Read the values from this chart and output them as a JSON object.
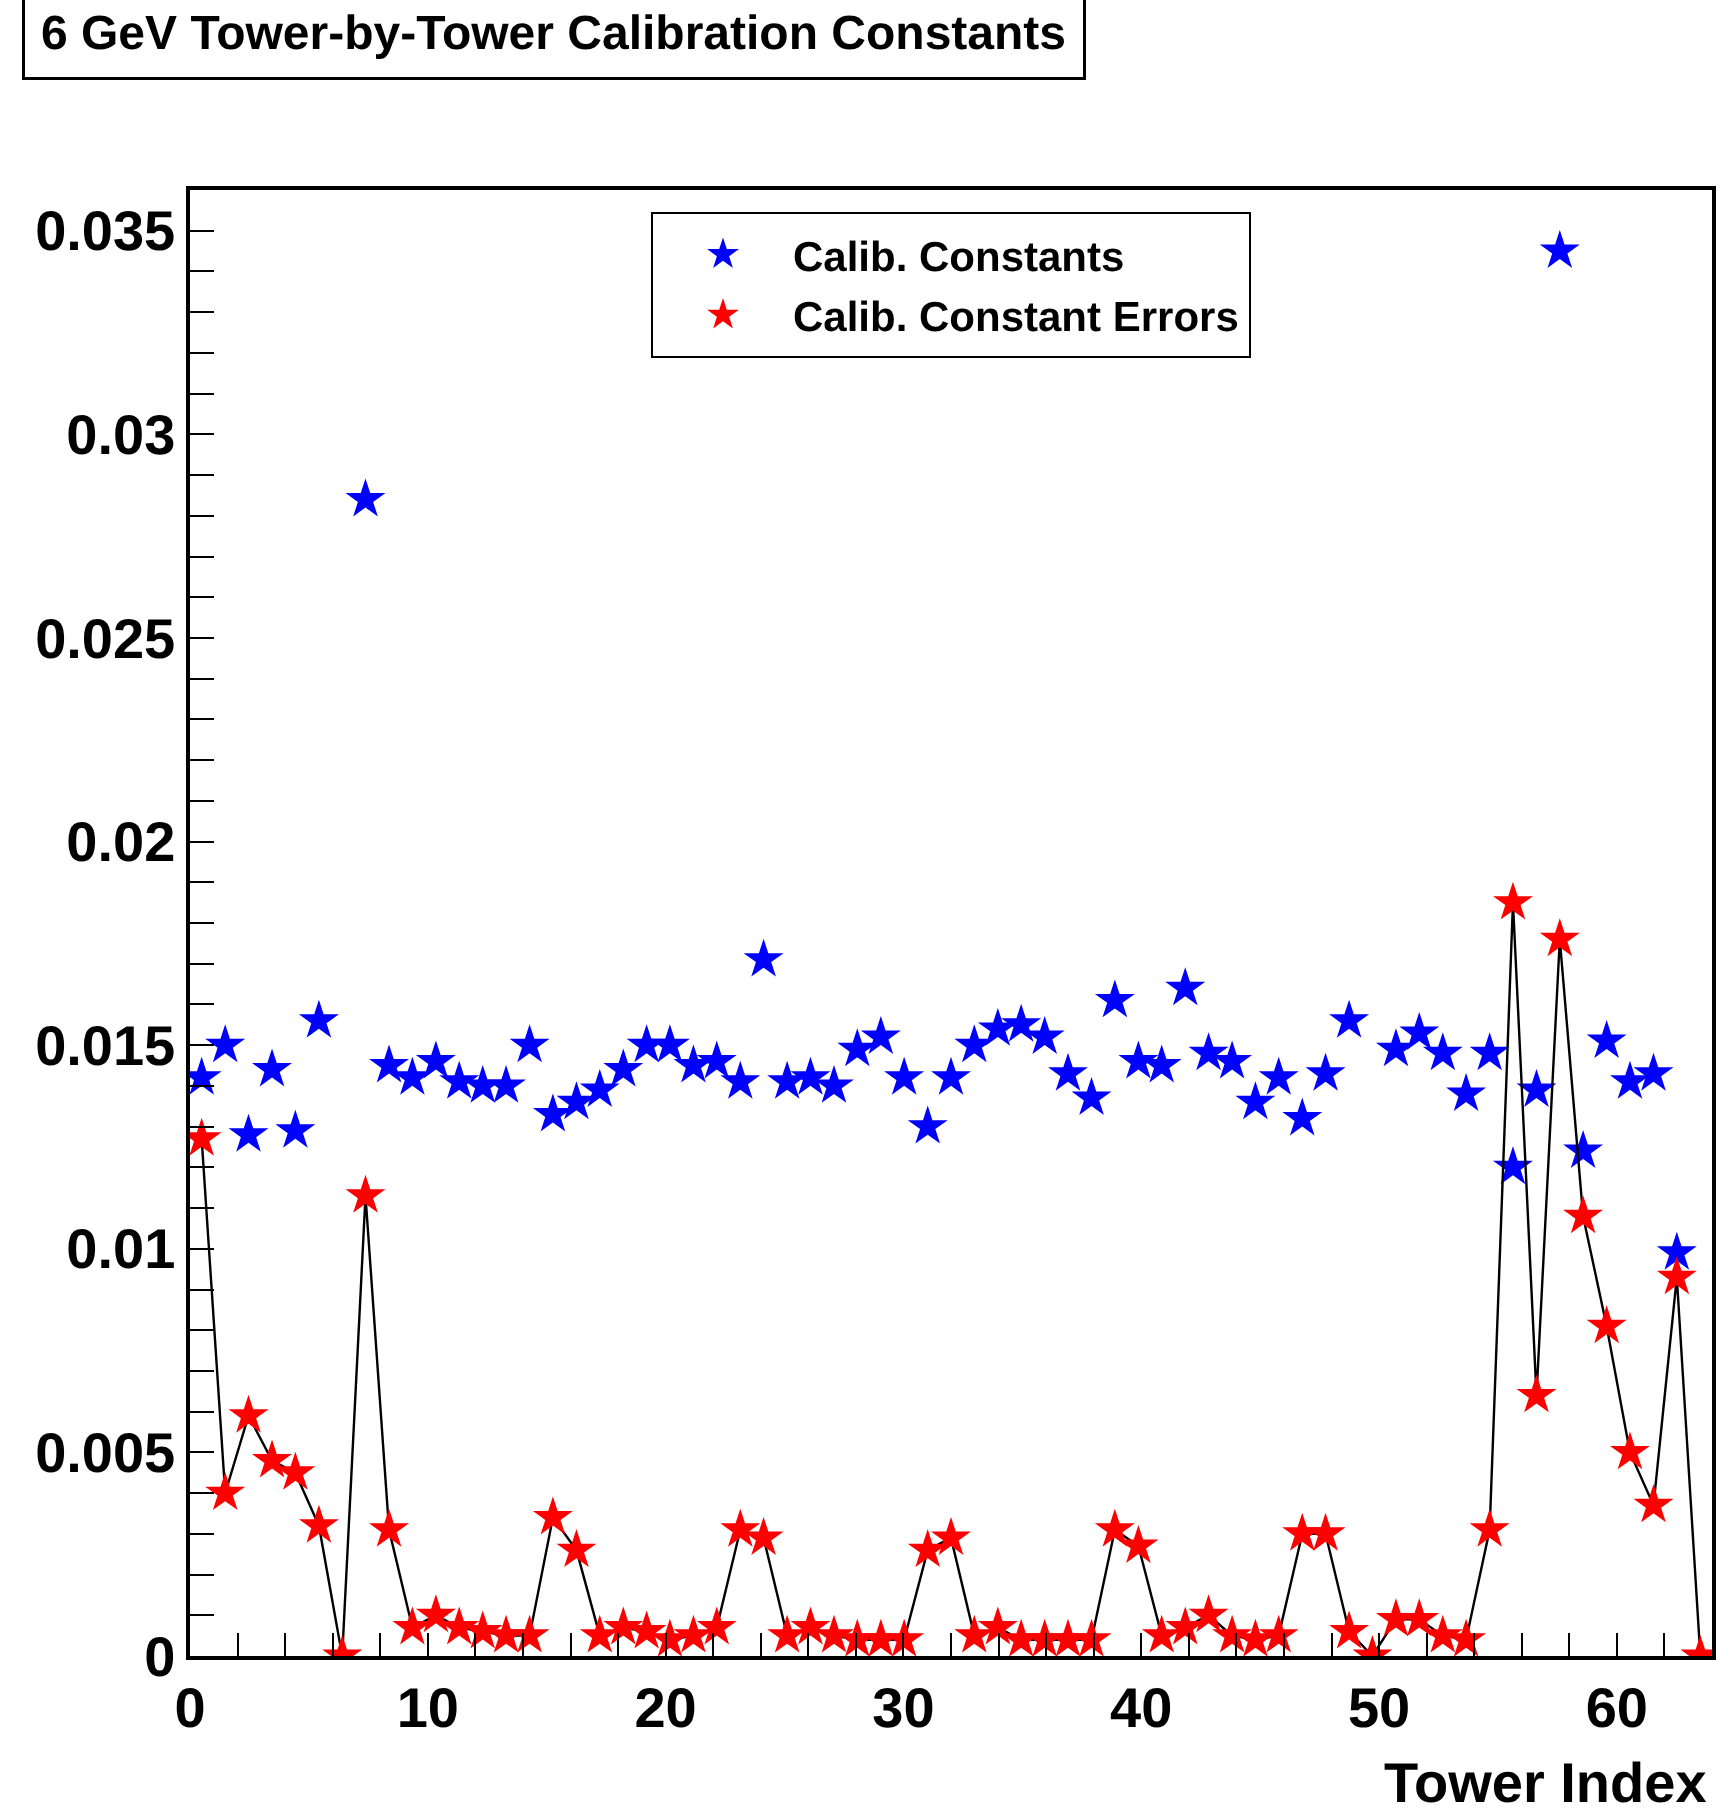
{
  "chart_data": {
    "type": "scatter",
    "title": "6 GeV Tower-by-Tower Calibration Constants",
    "xlabel": "Tower Index",
    "x": [
      0.49,
      1.48,
      2.46,
      3.45,
      4.43,
      5.42,
      6.4,
      7.38,
      8.37,
      9.35,
      10.34,
      11.32,
      12.31,
      13.29,
      14.28,
      15.26,
      16.25,
      17.23,
      18.22,
      19.2,
      20.18,
      21.17,
      22.15,
      23.14,
      24.12,
      25.11,
      26.09,
      27.08,
      28.06,
      29.05,
      30.03,
      31.02,
      32.0,
      32.98,
      33.97,
      34.95,
      35.94,
      36.92,
      37.91,
      38.89,
      39.88,
      40.86,
      41.85,
      42.83,
      43.82,
      44.8,
      45.78,
      46.77,
      47.75,
      48.74,
      49.72,
      50.71,
      51.69,
      52.68,
      53.66,
      54.65,
      55.63,
      56.62,
      57.6,
      58.58,
      59.57,
      60.55,
      61.54,
      62.52,
      63.51
    ],
    "series": [
      {
        "name": "Calib. Constants",
        "type": "scatter",
        "color": "#0000ff",
        "marker": "star",
        "values": [
          0.0142,
          0.015,
          0.0128,
          0.0144,
          0.0129,
          0.0156,
          null,
          0.0284,
          0.0145,
          0.0142,
          0.0146,
          0.0141,
          0.014,
          0.014,
          0.015,
          0.0133,
          0.0136,
          0.0139,
          0.0144,
          0.015,
          0.015,
          0.0145,
          0.0146,
          0.0141,
          0.0171,
          0.0141,
          0.0142,
          0.014,
          0.0149,
          0.0152,
          0.0142,
          0.013,
          0.0142,
          0.015,
          0.0154,
          0.0155,
          0.0152,
          0.0143,
          0.0137,
          0.0161,
          0.0146,
          0.0145,
          0.0164,
          0.0148,
          0.0146,
          0.0136,
          0.0142,
          0.0132,
          0.0143,
          0.0156,
          null,
          0.0149,
          0.0153,
          0.0148,
          0.0138,
          0.0148,
          0.012,
          0.0139,
          0.0345,
          0.0124,
          0.0151,
          0.0141,
          0.0143,
          0.0099,
          null
        ]
      },
      {
        "name": "Calib. Constant Errors",
        "type": "line",
        "color": "#ff0000",
        "marker": "star",
        "values": [
          0.0127,
          0.004,
          0.0059,
          0.0048,
          0.0045,
          0.0032,
          0,
          0.0113,
          0.0031,
          0.0007,
          0.001,
          0.0007,
          0.0006,
          0.0005,
          0.0005,
          0.0034,
          0.0026,
          0.0005,
          0.0007,
          0.0006,
          0.0004,
          0.0005,
          0.0007,
          0.0031,
          0.0029,
          0.0005,
          0.0007,
          0.0005,
          0.0004,
          0.0004,
          0.0004,
          0.0026,
          0.0029,
          0.0005,
          0.0007,
          0.0004,
          0.0004,
          0.0004,
          0.0004,
          0.0031,
          0.0027,
          0.0005,
          0.0007,
          0.001,
          0.0005,
          0.0004,
          0.0005,
          0.003,
          0.003,
          0.0006,
          0,
          0.0009,
          0.0009,
          0.0005,
          0.0004,
          0.0031,
          0.0185,
          0.0064,
          0.0176,
          0.0108,
          0.0081,
          0.005,
          0.0037,
          0.0093,
          0
        ]
      }
    ],
    "xlim": [
      0,
      64
    ],
    "xticks": [
      0,
      {
        "value": 2,
        "label": null
      },
      {
        "value": 4,
        "label": null
      },
      {
        "value": 6,
        "label": null
      },
      {
        "value": 8,
        "label": null
      },
      10,
      {
        "value": 12,
        "label": null
      },
      {
        "value": 14,
        "label": null
      },
      {
        "value": 16,
        "label": null
      },
      {
        "value": 18,
        "label": null
      },
      20,
      {
        "value": 22,
        "label": null
      },
      {
        "value": 24,
        "label": null
      },
      {
        "value": 26,
        "label": null
      },
      {
        "value": 28,
        "label": null
      },
      30,
      {
        "value": 32,
        "label": null
      },
      {
        "value": 34,
        "label": null
      },
      {
        "value": 36,
        "label": null
      },
      {
        "value": 38,
        "label": null
      },
      40,
      {
        "value": 42,
        "label": null
      },
      {
        "value": 44,
        "label": null
      },
      {
        "value": 46,
        "label": null
      },
      {
        "value": 48,
        "label": null
      },
      50,
      {
        "value": 52,
        "label": null
      },
      {
        "value": 54,
        "label": null
      },
      {
        "value": 56,
        "label": null
      },
      {
        "value": 58,
        "label": null
      },
      60,
      {
        "value": 62,
        "label": null
      }
    ],
    "ylim": [
      0,
      0.036
    ],
    "yticks": [
      0,
      {
        "value": 0.001,
        "label": null
      },
      {
        "value": 0.002,
        "label": null
      },
      {
        "value": 0.003,
        "label": null
      },
      {
        "value": 0.004,
        "label": null
      },
      0.005,
      {
        "value": 0.006,
        "label": null
      },
      {
        "value": 0.007,
        "label": null
      },
      {
        "value": 0.008,
        "label": null
      },
      {
        "value": 0.009,
        "label": null
      },
      0.01,
      {
        "value": 0.011,
        "label": null
      },
      {
        "value": 0.012,
        "label": null
      },
      {
        "value": 0.013,
        "label": null
      },
      {
        "value": 0.014,
        "label": null
      },
      0.015,
      {
        "value": 0.016,
        "label": null
      },
      {
        "value": 0.017,
        "label": null
      },
      {
        "value": 0.018,
        "label": null
      },
      {
        "value": 0.019,
        "label": null
      },
      0.02,
      {
        "value": 0.021,
        "label": null
      },
      {
        "value": 0.022,
        "label": null
      },
      {
        "value": 0.023,
        "label": null
      },
      {
        "value": 0.024,
        "label": null
      },
      0.025,
      {
        "value": 0.026,
        "label": null
      },
      {
        "value": 0.027,
        "label": null
      },
      {
        "value": 0.028,
        "label": null
      },
      {
        "value": 0.029,
        "label": null
      },
      0.03,
      {
        "value": 0.031,
        "label": null
      },
      {
        "value": 0.032,
        "label": null
      },
      {
        "value": 0.033,
        "label": null
      },
      {
        "value": 0.034,
        "label": null
      },
      0.035,
      {
        "value": 0.036,
        "label": null
      }
    ],
    "legend": "top"
  }
}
──────────────────────────────
*Prompt*
Copy every line of the data exactly as written, excluding the pictures.

*Complete response*
Read the values from this chart and output them as a JSON object.
{
  "chart_data": {
    "type": "scatter",
    "title": "6 GeV Tower-by-Tower Calibration Constants",
    "xlabel": "Tower Index",
    "x": [
      0.49,
      1.48,
      2.46,
      3.45,
      4.43,
      5.42,
      6.4,
      7.38,
      8.37,
      9.35,
      10.34,
      11.32,
      12.31,
      13.29,
      14.28,
      15.26,
      16.25,
      17.23,
      18.22,
      19.2,
      20.18,
      21.17,
      22.15,
      23.14,
      24.12,
      25.11,
      26.09,
      27.08,
      28.06,
      29.05,
      30.03,
      31.02,
      32.0,
      32.98,
      33.97,
      34.95,
      35.94,
      36.92,
      37.91,
      38.89,
      39.88,
      40.86,
      41.85,
      42.83,
      43.82,
      44.8,
      45.78,
      46.77,
      47.75,
      48.74,
      49.72,
      50.71,
      51.69,
      52.68,
      53.66,
      54.65,
      55.63,
      56.62,
      57.6,
      58.58,
      59.57,
      60.55,
      61.54,
      62.52,
      63.51
    ],
    "series": [
      {
        "name": "Calib. Constants",
        "type": "scatter",
        "color": "#0000ff",
        "marker": "star",
        "values": [
          0.0142,
          0.015,
          0.0128,
          0.0144,
          0.0129,
          0.0156,
          null,
          0.0284,
          0.0145,
          0.0142,
          0.0146,
          0.0141,
          0.014,
          0.014,
          0.015,
          0.0133,
          0.0136,
          0.0139,
          0.0144,
          0.015,
          0.015,
          0.0145,
          0.0146,
          0.0141,
          0.0171,
          0.0141,
          0.0142,
          0.014,
          0.0149,
          0.0152,
          0.0142,
          0.013,
          0.0142,
          0.015,
          0.0154,
          0.0155,
          0.0152,
          0.0143,
          0.0137,
          0.0161,
          0.0146,
          0.0145,
          0.0164,
          0.0148,
          0.0146,
          0.0136,
          0.0142,
          0.0132,
          0.0143,
          0.0156,
          null,
          0.0149,
          0.0153,
          0.0148,
          0.0138,
          0.0148,
          0.012,
          0.0139,
          0.0345,
          0.0124,
          0.0151,
          0.0141,
          0.0143,
          0.0099,
          null
        ]
      },
      {
        "name": "Calib. Constant Errors",
        "type": "line",
        "color": "#ff0000",
        "marker": "star",
        "values": [
          0.0127,
          0.004,
          0.0059,
          0.0048,
          0.0045,
          0.0032,
          0,
          0.0113,
          0.0031,
          0.0007,
          0.001,
          0.0007,
          0.0006,
          0.0005,
          0.0005,
          0.0034,
          0.0026,
          0.0005,
          0.0007,
          0.0006,
          0.0004,
          0.0005,
          0.0007,
          0.0031,
          0.0029,
          0.0005,
          0.0007,
          0.0005,
          0.0004,
          0.0004,
          0.0004,
          0.0026,
          0.0029,
          0.0005,
          0.0007,
          0.0004,
          0.0004,
          0.0004,
          0.0004,
          0.0031,
          0.0027,
          0.0005,
          0.0007,
          0.001,
          0.0005,
          0.0004,
          0.0005,
          0.003,
          0.003,
          0.0006,
          0,
          0.0009,
          0.0009,
          0.0005,
          0.0004,
          0.0031,
          0.0185,
          0.0064,
          0.0176,
          0.0108,
          0.0081,
          0.005,
          0.0037,
          0.0093,
          0
        ]
      }
    ],
    "xlim": [
      0,
      64
    ],
    "xticks": [
      0,
      {
        "value": 2,
        "label": null
      },
      {
        "value": 4,
        "label": null
      },
      {
        "value": 6,
        "label": null
      },
      {
        "value": 8,
        "label": null
      },
      10,
      {
        "value": 12,
        "label": null
      },
      {
        "value": 14,
        "label": null
      },
      {
        "value": 16,
        "label": null
      },
      {
        "value": 18,
        "label": null
      },
      20,
      {
        "value": 22,
        "label": null
      },
      {
        "value": 24,
        "label": null
      },
      {
        "value": 26,
        "label": null
      },
      {
        "value": 28,
        "label": null
      },
      30,
      {
        "value": 32,
        "label": null
      },
      {
        "value": 34,
        "label": null
      },
      {
        "value": 36,
        "label": null
      },
      {
        "value": 38,
        "label": null
      },
      40,
      {
        "value": 42,
        "label": null
      },
      {
        "value": 44,
        "label": null
      },
      {
        "value": 46,
        "label": null
      },
      {
        "value": 48,
        "label": null
      },
      50,
      {
        "value": 52,
        "label": null
      },
      {
        "value": 54,
        "label": null
      },
      {
        "value": 56,
        "label": null
      },
      {
        "value": 58,
        "label": null
      },
      60,
      {
        "value": 62,
        "label": null
      }
    ],
    "ylim": [
      0,
      0.036
    ],
    "yticks": [
      0,
      {
        "value": 0.001,
        "label": null
      },
      {
        "value": 0.002,
        "label": null
      },
      {
        "value": 0.003,
        "label": null
      },
      {
        "value": 0.004,
        "label": null
      },
      0.005,
      {
        "value": 0.006,
        "label": null
      },
      {
        "value": 0.007,
        "label": null
      },
      {
        "value": 0.008,
        "label": null
      },
      {
        "value": 0.009,
        "label": null
      },
      0.01,
      {
        "value": 0.011,
        "label": null
      },
      {
        "value": 0.012,
        "label": null
      },
      {
        "value": 0.013,
        "label": null
      },
      {
        "value": 0.014,
        "label": null
      },
      0.015,
      {
        "value": 0.016,
        "label": null
      },
      {
        "value": 0.017,
        "label": null
      },
      {
        "value": 0.018,
        "label": null
      },
      {
        "value": 0.019,
        "label": null
      },
      0.02,
      {
        "value": 0.021,
        "label": null
      },
      {
        "value": 0.022,
        "label": null
      },
      {
        "value": 0.023,
        "label": null
      },
      {
        "value": 0.024,
        "label": null
      },
      0.025,
      {
        "value": 0.026,
        "label": null
      },
      {
        "value": 0.027,
        "label": null
      },
      {
        "value": 0.028,
        "label": null
      },
      {
        "value": 0.029,
        "label": null
      },
      0.03,
      {
        "value": 0.031,
        "label": null
      },
      {
        "value": 0.032,
        "label": null
      },
      {
        "value": 0.033,
        "label": null
      },
      {
        "value": 0.034,
        "label": null
      },
      0.035,
      {
        "value": 0.036,
        "label": null
      }
    ],
    "legend": "top"
  }
}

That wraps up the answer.